EXCERPTED RECORDS:

[start]

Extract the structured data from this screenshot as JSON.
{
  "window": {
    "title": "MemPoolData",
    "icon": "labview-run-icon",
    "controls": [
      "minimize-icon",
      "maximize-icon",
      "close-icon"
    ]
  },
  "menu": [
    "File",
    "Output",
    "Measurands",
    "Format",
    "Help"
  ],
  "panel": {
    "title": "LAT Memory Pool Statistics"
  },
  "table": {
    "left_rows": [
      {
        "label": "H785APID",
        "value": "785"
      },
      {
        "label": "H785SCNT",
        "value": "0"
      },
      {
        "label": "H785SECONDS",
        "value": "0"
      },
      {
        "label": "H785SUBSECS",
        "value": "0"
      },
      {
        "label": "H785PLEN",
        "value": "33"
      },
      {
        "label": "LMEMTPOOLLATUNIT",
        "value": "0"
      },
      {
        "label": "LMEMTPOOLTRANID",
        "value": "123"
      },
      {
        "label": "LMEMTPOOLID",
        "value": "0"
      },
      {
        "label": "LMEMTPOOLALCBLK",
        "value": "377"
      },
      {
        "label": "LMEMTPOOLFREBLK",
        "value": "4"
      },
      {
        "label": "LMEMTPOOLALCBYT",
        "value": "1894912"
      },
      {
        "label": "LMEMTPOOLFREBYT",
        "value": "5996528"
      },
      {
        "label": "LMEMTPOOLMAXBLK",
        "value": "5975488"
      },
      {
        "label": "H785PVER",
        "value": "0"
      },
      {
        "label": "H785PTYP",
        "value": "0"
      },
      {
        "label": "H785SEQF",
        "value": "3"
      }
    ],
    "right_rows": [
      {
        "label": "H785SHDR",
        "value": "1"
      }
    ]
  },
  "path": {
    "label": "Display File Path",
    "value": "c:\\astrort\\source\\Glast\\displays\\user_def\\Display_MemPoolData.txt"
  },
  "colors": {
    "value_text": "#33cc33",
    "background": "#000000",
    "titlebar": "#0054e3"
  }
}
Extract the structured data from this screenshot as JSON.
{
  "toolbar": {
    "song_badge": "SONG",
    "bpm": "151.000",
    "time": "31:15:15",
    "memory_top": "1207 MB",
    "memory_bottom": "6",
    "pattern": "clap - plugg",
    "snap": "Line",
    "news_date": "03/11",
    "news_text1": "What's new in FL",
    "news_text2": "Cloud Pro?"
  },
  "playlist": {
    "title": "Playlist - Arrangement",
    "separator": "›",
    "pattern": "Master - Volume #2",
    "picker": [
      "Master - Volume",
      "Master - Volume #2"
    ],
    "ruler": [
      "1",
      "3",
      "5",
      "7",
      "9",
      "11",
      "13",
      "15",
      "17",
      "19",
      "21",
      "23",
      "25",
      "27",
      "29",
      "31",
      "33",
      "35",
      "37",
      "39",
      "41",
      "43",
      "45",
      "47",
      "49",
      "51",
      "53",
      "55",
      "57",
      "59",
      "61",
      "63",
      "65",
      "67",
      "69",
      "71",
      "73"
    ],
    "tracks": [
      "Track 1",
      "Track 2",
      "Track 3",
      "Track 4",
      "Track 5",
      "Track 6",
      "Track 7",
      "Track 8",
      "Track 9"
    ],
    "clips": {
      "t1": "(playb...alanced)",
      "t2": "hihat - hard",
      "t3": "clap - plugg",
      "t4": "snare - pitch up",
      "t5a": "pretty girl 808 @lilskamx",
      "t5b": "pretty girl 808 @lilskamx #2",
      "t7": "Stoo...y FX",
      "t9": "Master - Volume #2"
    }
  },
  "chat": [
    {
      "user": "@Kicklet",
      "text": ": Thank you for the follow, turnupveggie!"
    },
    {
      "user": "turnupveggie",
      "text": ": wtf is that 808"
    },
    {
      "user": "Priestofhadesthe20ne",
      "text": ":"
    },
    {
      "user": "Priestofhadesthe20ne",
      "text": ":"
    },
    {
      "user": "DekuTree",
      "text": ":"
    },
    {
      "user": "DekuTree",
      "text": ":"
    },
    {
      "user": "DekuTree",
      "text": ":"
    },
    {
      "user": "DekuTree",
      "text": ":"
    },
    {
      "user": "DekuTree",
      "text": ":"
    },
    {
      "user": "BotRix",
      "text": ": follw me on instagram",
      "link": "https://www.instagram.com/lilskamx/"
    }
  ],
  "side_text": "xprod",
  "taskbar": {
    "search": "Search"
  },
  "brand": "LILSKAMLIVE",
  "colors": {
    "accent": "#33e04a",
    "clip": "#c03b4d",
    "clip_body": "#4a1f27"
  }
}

[end]

GIVEN EXERCISE:
Look through the data above. Find each line with the string "Master" and copy it.

SOLUTION TO THE PROBLEM:
    "pattern": "Master - Volume #2",
      "Master - Volume",
      "Master - Volume #2"
      "t9": "Master - Volume #2"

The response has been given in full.